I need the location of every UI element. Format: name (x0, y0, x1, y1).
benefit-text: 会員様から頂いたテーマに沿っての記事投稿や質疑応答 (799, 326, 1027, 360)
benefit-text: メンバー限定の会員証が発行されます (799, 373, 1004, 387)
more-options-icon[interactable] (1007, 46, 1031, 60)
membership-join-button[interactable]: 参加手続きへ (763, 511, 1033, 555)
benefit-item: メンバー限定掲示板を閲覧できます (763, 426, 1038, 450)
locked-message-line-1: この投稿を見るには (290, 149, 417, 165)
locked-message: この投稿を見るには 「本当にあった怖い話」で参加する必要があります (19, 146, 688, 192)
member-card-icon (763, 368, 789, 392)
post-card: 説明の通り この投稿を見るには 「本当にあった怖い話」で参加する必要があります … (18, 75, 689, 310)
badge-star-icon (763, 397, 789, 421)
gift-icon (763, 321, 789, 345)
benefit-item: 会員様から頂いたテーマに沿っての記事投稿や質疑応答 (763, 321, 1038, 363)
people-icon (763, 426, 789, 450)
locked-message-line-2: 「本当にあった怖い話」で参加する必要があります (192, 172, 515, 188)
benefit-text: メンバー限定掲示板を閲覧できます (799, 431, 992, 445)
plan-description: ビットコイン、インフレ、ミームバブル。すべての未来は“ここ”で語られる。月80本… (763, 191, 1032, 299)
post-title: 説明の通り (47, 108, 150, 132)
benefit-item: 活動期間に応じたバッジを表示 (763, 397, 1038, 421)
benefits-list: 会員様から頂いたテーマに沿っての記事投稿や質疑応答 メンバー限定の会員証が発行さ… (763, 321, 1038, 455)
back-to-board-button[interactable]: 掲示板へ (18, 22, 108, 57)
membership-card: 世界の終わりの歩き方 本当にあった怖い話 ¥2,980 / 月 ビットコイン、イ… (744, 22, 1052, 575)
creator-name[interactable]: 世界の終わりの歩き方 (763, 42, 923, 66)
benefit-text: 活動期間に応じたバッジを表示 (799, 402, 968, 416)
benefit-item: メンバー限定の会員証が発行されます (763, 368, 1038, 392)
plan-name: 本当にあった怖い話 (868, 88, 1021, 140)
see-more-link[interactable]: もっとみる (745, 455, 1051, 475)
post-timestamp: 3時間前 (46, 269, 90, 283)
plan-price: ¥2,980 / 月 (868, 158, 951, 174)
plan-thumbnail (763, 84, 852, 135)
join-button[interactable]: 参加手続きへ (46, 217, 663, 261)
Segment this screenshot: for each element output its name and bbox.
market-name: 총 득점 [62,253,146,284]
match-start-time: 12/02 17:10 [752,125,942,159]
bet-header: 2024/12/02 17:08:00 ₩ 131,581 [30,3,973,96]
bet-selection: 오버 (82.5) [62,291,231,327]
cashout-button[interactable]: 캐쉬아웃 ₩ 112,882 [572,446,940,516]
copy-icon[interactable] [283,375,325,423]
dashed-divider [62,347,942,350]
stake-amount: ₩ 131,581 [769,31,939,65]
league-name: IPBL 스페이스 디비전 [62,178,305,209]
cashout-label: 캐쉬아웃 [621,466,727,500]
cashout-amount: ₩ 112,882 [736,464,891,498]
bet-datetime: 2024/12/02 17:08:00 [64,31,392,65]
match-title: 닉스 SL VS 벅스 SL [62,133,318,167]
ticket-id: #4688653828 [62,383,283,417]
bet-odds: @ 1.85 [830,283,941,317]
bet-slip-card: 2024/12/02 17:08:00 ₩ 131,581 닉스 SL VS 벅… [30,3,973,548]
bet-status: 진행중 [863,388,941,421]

• _Written exercise_:
Rewrite all of the records above, replacing each "benefit-text" with "benefit-label" and leaving every other character unchanged.

• _Correct answer_:
I need the location of every UI element. Format: name (x0, y0, x1, y1).
benefit-label: 会員様から頂いたテーマに沿っての記事投稿や質疑応答 (799, 326, 1027, 360)
benefit-label: メンバー限定の会員証が発行されます (799, 373, 1004, 387)
more-options-icon[interactable] (1007, 46, 1031, 60)
membership-join-button[interactable]: 参加手続きへ (763, 511, 1033, 555)
benefit-item: メンバー限定掲示板を閲覧できます (763, 426, 1038, 450)
locked-message-line-1: この投稿を見るには (290, 149, 417, 165)
locked-message: この投稿を見るには 「本当にあった怖い話」で参加する必要があります (19, 146, 688, 192)
member-card-icon (763, 368, 789, 392)
post-card: 説明の通り この投稿を見るには 「本当にあった怖い話」で参加する必要があります … (18, 75, 689, 310)
badge-star-icon (763, 397, 789, 421)
gift-icon (763, 321, 789, 345)
benefit-item: 会員様から頂いたテーマに沿っての記事投稿や質疑応答 (763, 321, 1038, 363)
people-icon (763, 426, 789, 450)
locked-message-line-2: 「本当にあった怖い話」で参加する必要があります (192, 172, 515, 188)
benefit-label: メンバー限定掲示板を閲覧できます (799, 431, 992, 445)
plan-description: ビットコイン、インフレ、ミームバブル。すべての未来は“ここ”で語られる。月80本… (763, 191, 1032, 299)
post-title: 説明の通り (47, 108, 150, 132)
benefit-item: 活動期間に応じたバッジを表示 (763, 397, 1038, 421)
benefits-list: 会員様から頂いたテーマに沿っての記事投稿や質疑応答 メンバー限定の会員証が発行さ… (763, 321, 1038, 455)
back-to-board-button[interactable]: 掲示板へ (18, 22, 108, 57)
membership-card: 世界の終わりの歩き方 本当にあった怖い話 ¥2,980 / 月 ビットコイン、イ… (744, 22, 1052, 575)
creator-name[interactable]: 世界の終わりの歩き方 (763, 42, 923, 66)
benefit-label: 活動期間に応じたバッジを表示 (799, 402, 968, 416)
benefit-item: メンバー限定の会員証が発行されます (763, 368, 1038, 392)
plan-name: 本当にあった怖い話 (868, 88, 1021, 140)
see-more-link[interactable]: もっとみる (745, 455, 1051, 475)
post-timestamp: 3時間前 (46, 269, 90, 283)
plan-price: ¥2,980 / 月 (868, 158, 951, 174)
plan-thumbnail (763, 84, 852, 135)
join-button[interactable]: 参加手続きへ (46, 217, 663, 261)
Segment this screenshot: for each element output its name and bbox.
market-name: 총 득점 [62,253,146,284]
match-start-time: 12/02 17:10 [752,125,942,159]
bet-header: 2024/12/02 17:08:00 ₩ 131,581 [30,3,973,96]
bet-selection: 오버 (82.5) [62,291,231,327]
cashout-button[interactable]: 캐쉬아웃 ₩ 112,882 [572,446,940,516]
copy-icon[interactable] [283,375,325,423]
dashed-divider [62,347,942,350]
stake-amount: ₩ 131,581 [769,31,939,65]
league-name: IPBL 스페이스 디비전 [62,178,305,209]
cashout-label: 캐쉬아웃 [621,466,727,500]
cashout-amount: ₩ 112,882 [736,464,891,498]
bet-datetime: 2024/12/02 17:08:00 [64,31,392,65]
match-title: 닉스 SL VS 벅스 SL [62,133,318,167]
ticket-id: #4688653828 [62,383,283,417]
bet-odds: @ 1.85 [830,283,941,317]
bet-slip-card: 2024/12/02 17:08:00 ₩ 131,581 닉스 SL VS 벅… [30,3,973,548]
bet-status: 진행중 [863,388,941,421]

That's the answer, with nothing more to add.